━━━ Records for the task
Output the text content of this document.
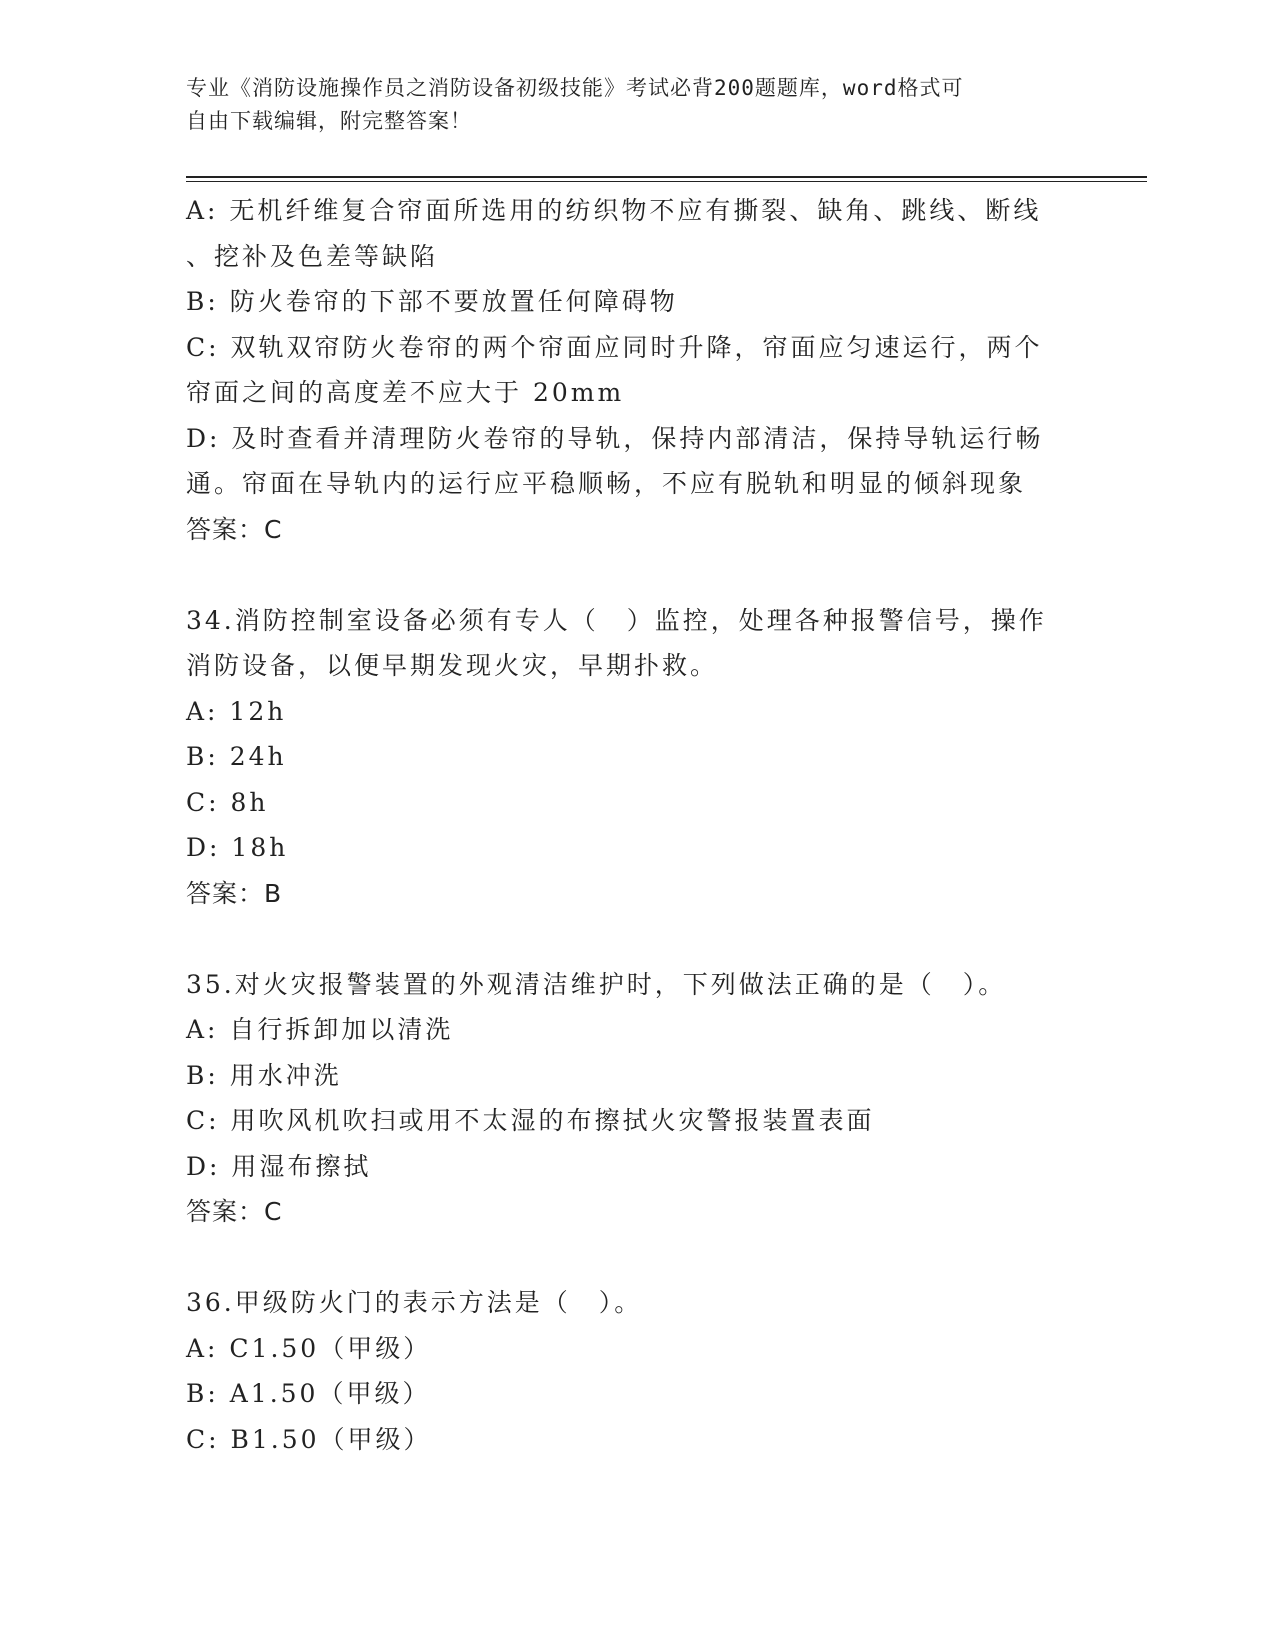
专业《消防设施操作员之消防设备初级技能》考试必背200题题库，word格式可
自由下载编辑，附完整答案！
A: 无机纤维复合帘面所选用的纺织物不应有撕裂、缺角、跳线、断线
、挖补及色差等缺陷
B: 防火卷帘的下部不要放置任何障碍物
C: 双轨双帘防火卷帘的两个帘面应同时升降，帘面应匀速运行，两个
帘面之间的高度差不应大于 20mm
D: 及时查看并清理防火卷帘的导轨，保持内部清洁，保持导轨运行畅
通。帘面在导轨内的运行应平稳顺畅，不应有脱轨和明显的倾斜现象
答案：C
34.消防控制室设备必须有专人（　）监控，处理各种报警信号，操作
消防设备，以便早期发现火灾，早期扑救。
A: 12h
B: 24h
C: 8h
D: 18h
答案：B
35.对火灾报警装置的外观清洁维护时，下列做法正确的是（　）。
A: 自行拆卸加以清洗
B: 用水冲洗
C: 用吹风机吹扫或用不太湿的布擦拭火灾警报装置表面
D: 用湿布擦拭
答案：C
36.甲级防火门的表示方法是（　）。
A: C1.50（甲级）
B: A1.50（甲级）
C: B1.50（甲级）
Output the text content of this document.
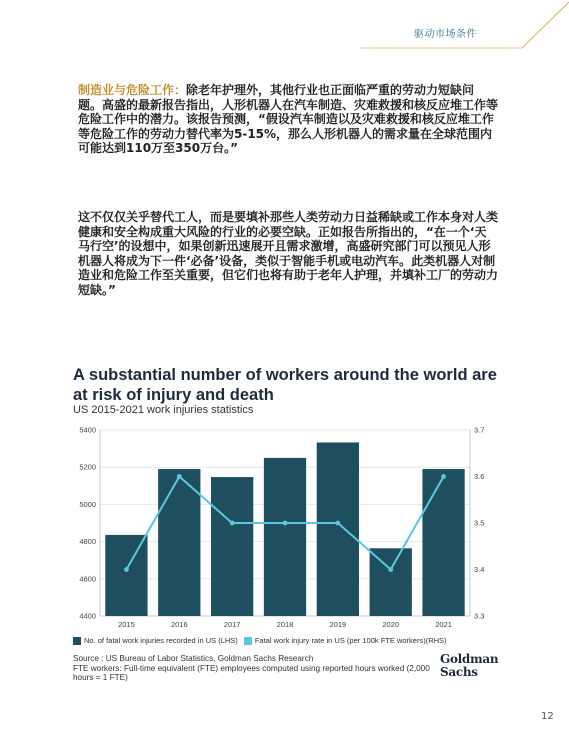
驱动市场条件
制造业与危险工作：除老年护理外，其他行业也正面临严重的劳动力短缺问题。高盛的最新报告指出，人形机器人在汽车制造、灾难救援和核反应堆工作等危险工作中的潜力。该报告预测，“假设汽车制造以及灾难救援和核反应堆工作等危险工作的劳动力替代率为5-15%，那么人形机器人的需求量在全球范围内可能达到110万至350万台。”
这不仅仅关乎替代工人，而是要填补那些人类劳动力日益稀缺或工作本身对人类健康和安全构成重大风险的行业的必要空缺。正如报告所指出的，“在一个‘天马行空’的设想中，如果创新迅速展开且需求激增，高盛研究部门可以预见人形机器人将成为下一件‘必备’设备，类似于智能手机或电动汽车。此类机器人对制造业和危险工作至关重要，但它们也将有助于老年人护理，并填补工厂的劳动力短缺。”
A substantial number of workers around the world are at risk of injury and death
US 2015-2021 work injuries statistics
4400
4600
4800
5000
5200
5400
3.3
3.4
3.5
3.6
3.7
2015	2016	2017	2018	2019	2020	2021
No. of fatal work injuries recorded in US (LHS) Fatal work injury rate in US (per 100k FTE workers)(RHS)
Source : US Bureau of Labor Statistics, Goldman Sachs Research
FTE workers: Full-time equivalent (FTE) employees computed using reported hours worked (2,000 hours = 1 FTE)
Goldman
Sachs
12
━━━━━━
━━━ Records for the task
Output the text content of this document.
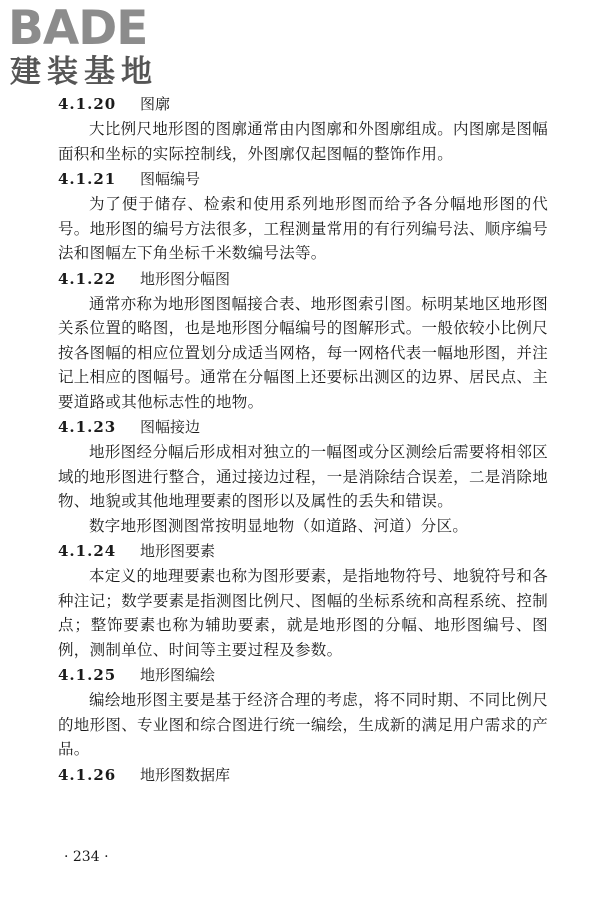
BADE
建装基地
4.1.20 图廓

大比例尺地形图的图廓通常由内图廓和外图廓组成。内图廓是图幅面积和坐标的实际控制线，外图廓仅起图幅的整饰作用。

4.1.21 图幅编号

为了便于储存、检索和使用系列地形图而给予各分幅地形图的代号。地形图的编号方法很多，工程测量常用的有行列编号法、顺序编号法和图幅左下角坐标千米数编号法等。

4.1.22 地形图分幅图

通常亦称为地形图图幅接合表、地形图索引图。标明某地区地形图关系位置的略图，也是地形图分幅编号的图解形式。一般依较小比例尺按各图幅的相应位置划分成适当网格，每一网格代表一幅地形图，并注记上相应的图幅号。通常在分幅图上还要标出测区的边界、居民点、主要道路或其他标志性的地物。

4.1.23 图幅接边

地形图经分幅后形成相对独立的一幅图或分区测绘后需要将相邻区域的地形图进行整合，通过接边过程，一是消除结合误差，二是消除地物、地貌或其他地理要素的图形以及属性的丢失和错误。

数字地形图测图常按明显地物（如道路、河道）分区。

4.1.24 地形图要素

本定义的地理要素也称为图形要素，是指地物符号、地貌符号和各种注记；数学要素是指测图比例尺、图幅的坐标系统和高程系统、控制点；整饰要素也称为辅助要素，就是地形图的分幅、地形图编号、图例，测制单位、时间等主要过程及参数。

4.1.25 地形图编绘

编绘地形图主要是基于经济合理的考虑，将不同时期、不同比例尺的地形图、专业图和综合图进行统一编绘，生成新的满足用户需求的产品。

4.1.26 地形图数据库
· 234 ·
━━━━━━
How many lines of these entries contain the string "injury"? Reply with the number alone.

2